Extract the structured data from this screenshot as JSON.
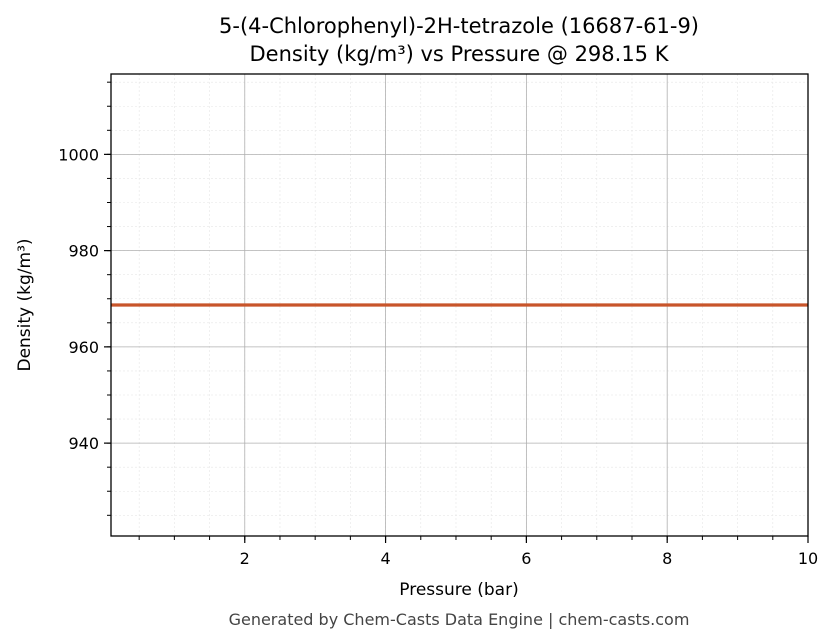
{
  "chart_data": {
    "type": "line",
    "title": "5-(4-Chlorophenyl)-2H-tetrazole (16687-61-9)",
    "subtitle": "Density (kg/m³) vs Pressure @ 298.15 K",
    "xlabel": "Pressure (bar)",
    "ylabel": "Density (kg/m³)",
    "xlim": [
      0.1,
      10
    ],
    "ylim": [
      920.7,
      1016.7
    ],
    "xticks": [
      2,
      4,
      6,
      8,
      10
    ],
    "xtick_labels": [
      "2",
      "4",
      "6",
      "8",
      "10"
    ],
    "yticks": [
      940,
      960,
      980,
      1000
    ],
    "ytick_labels": [
      "940",
      "960",
      "980",
      "1000"
    ],
    "grid": true,
    "series": [
      {
        "color": "#c8552a",
        "x": [
          0.1,
          10
        ],
        "y": [
          968.7,
          968.7
        ]
      }
    ]
  },
  "footer": "Generated by Chem-Casts Data Engine | chem-casts.com"
}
• • • •
### GOAL OF THE EXERCISE
Pull every line holding "Pressure" out of the records.

### ANSWER TO THE PROBLEM
    "subtitle": "Density (kg/m³) vs Pressure @ 298.15 K",
    "xlabel": "Pressure (bar)",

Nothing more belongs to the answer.